* **Your objective**
Extract all of the entries and set them down verbatim.

Dataset rows

◆ ◆ ◆ ◆ ◆

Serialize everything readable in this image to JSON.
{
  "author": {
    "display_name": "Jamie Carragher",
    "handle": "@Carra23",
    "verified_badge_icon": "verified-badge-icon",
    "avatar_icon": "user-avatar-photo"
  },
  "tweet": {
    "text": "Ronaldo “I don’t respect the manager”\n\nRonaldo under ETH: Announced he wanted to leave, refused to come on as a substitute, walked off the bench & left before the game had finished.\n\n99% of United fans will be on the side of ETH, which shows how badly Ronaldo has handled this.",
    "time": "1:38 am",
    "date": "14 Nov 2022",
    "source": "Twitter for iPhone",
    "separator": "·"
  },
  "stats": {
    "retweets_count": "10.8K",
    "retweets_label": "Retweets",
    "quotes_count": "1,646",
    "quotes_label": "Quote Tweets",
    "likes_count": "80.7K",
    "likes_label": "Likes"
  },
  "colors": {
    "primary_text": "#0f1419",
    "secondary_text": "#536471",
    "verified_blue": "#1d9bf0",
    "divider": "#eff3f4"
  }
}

◆ ◆ ◆ ◆ ◆

* **Solution to the problem**
Serialize everything readable in this image to JSON.
{
  "author": {
    "display_name": "Jamie Carragher",
    "handle": "@Carra23",
    "verified_badge_icon": "verified-badge-icon",
    "avatar_icon": "user-avatar-photo"
  },
  "tweet": {
    "text": "Ronaldo “I don’t respect the manager”\n\nRonaldo under ETH: Announced he wanted to leave, refused to come on as a substitute, walked off the bench & left before the game had finished.\n\n99% of United fans will be on the side of ETH, which shows how badly Ronaldo has handled this.",
    "time": "1:38 am",
    "date": "14 Nov 2022",
    "source": "Twitter for iPhone",
    "separator": "·"
  },
  "stats": {
    "retweets_count": "10.8K",
    "retweets_label": "Retweets",
    "quotes_count": "1,646",
    "quotes_label": "Quote Tweets",
    "likes_count": "80.7K",
    "likes_label": "Likes"
  },
  "colors": {
    "primary_text": "#0f1419",
    "secondary_text": "#536471",
    "verified_blue": "#1d9bf0",
    "divider": "#eff3f4"
  }
}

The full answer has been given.